▸ DATASET ROWS:

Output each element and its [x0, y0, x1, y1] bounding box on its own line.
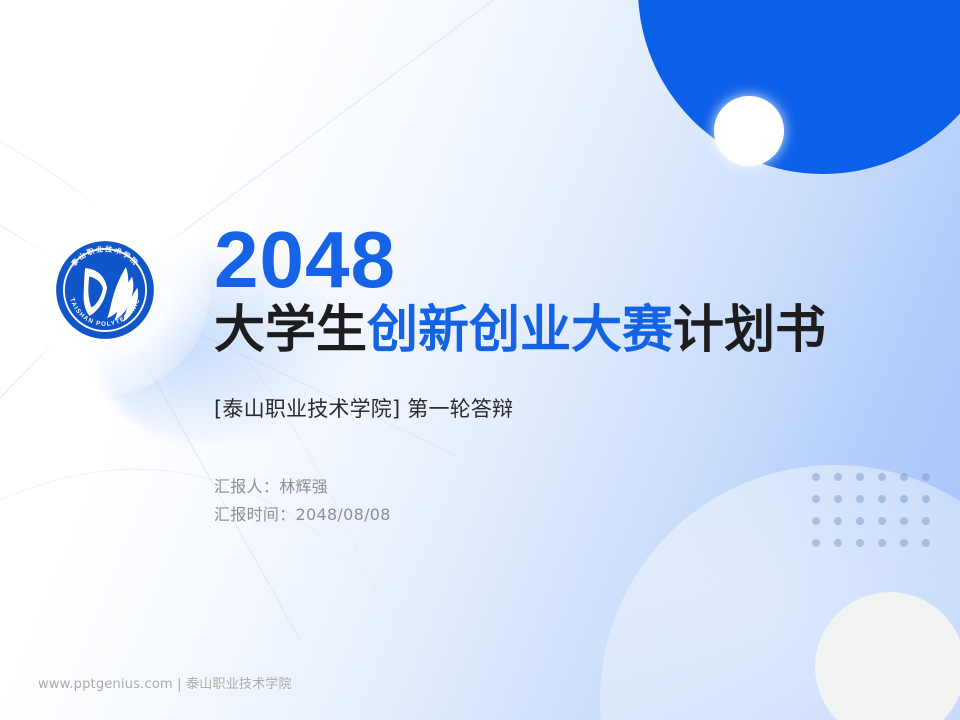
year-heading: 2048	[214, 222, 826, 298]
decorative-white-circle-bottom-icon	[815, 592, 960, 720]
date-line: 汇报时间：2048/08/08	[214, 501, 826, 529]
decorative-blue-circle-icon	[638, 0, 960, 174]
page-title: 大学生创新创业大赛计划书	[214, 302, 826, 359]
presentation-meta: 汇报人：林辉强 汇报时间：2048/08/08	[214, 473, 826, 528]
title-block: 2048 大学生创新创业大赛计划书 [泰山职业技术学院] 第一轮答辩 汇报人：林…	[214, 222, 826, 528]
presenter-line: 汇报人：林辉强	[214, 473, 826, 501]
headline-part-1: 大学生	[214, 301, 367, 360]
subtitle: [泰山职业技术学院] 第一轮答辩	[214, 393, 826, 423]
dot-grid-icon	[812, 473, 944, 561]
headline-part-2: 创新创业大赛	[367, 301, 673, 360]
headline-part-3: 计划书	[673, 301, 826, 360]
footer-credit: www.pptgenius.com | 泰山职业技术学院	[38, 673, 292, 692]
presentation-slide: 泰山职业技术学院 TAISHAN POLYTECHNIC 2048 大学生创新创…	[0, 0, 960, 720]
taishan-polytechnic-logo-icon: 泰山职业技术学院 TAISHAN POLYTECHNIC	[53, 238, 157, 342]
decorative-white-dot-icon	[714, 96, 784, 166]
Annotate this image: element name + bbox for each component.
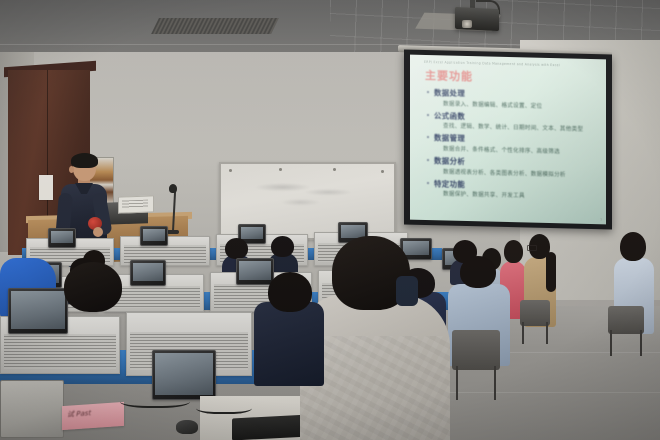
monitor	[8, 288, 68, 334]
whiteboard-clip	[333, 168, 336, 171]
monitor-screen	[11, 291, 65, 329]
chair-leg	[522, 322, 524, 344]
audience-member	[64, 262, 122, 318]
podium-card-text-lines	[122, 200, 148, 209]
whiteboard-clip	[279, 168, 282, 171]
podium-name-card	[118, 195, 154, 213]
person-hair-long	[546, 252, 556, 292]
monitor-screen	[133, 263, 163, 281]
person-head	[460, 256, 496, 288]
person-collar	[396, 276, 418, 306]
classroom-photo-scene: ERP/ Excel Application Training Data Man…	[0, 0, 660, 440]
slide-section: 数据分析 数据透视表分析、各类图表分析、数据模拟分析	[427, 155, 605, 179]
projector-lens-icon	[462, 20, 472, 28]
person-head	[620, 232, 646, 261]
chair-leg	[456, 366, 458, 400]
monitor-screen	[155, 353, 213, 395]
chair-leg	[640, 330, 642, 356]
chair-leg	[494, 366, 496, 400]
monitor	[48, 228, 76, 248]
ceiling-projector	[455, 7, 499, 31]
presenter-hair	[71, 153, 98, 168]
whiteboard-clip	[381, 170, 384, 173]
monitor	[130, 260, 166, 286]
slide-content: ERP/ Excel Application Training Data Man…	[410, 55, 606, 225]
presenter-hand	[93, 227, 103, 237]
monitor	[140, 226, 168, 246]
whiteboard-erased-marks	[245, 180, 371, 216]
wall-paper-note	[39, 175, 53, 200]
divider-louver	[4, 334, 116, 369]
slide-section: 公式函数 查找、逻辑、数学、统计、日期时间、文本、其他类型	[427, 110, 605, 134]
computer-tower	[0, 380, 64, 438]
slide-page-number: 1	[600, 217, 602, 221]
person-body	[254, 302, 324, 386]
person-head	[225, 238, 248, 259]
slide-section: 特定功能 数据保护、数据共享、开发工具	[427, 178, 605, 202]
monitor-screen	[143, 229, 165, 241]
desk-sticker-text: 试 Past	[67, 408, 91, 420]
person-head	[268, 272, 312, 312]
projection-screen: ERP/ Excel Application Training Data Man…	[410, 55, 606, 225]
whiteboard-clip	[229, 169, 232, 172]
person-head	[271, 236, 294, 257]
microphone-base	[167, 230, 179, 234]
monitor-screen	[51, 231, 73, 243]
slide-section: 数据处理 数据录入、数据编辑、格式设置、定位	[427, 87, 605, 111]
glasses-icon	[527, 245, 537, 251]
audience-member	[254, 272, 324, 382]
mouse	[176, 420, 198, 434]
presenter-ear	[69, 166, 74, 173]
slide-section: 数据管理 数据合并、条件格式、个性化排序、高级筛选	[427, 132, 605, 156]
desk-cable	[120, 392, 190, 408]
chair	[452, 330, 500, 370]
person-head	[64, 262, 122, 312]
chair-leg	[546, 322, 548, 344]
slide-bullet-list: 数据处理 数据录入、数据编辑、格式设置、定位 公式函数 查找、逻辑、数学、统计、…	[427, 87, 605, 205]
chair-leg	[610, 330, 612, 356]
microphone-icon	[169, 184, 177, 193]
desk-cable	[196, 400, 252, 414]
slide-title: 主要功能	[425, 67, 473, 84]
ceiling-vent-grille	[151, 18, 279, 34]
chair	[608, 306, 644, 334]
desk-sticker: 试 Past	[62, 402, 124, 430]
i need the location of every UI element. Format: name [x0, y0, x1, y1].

* * *

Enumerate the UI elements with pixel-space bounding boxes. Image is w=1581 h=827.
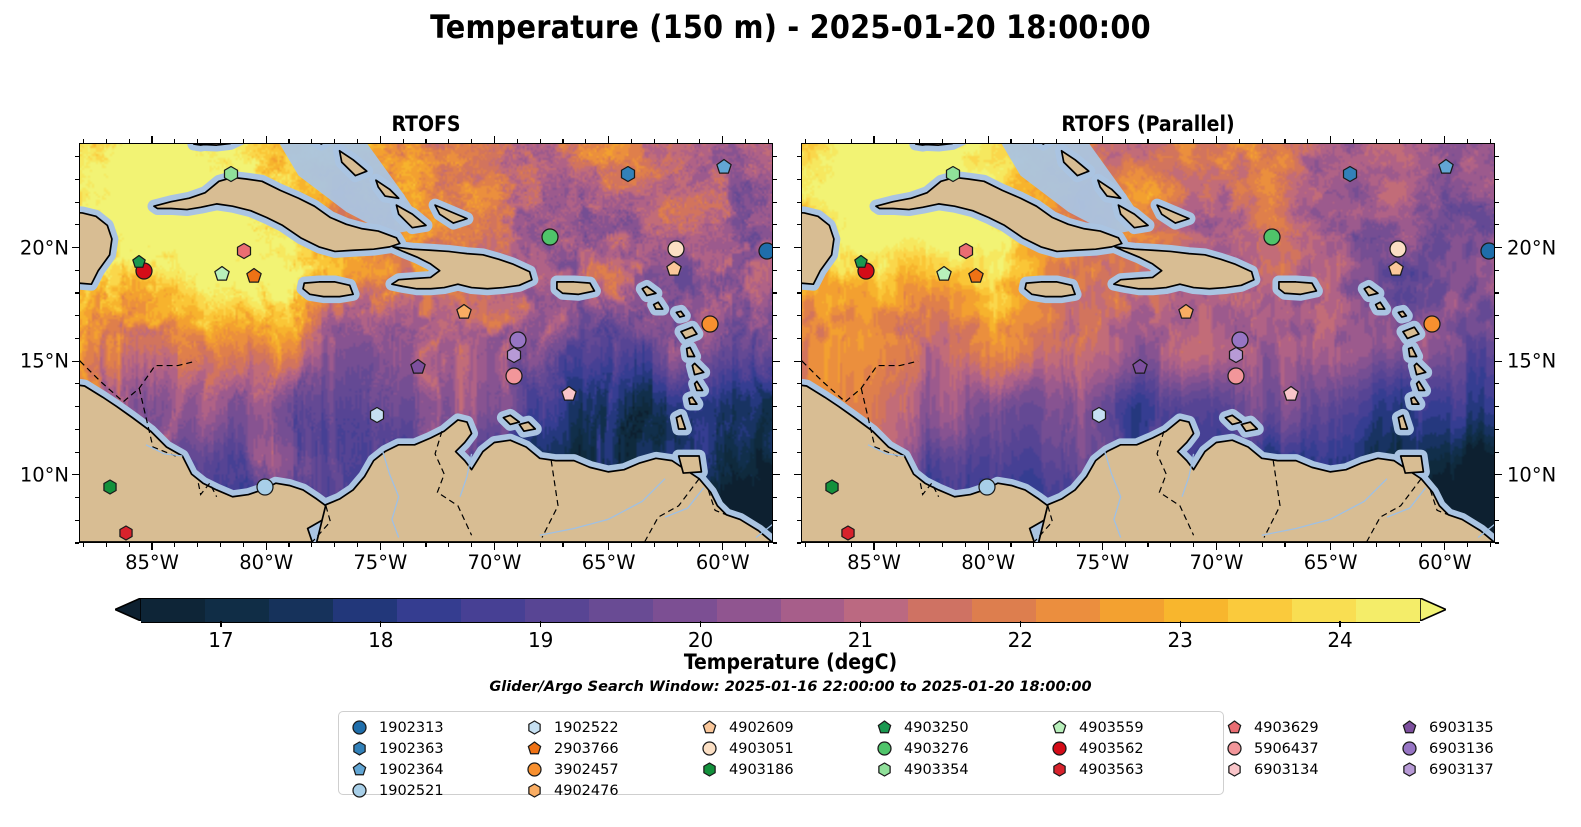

▸ THE PROBLEM:
Copy the records from the line with "Output each element" to the line with "301, 367, 360]", and leave the pictures out of your copy.

▸ THE OUTPUT:
Output each element and its [x0, y0, x1, y1] bounding box on its own line.
year-heading: 2048	[214, 222, 826, 298]
decorative-white-circle-bottom-icon	[815, 592, 960, 720]
date-line: 汇报时间：2048/08/08	[214, 501, 826, 529]
decorative-blue-circle-icon	[638, 0, 960, 174]
page-title: 大学生创新创业大赛计划书	[214, 302, 826, 359]
presentation-meta: 汇报人：林辉强 汇报时间：2048/08/08	[214, 473, 826, 528]
title-block: 2048 大学生创新创业大赛计划书 [泰山职业技术学院] 第一轮答辩 汇报人：林…	[214, 222, 826, 528]
presenter-line: 汇报人：林辉强	[214, 473, 826, 501]
headline-part-1: 大学生	[214, 301, 367, 360]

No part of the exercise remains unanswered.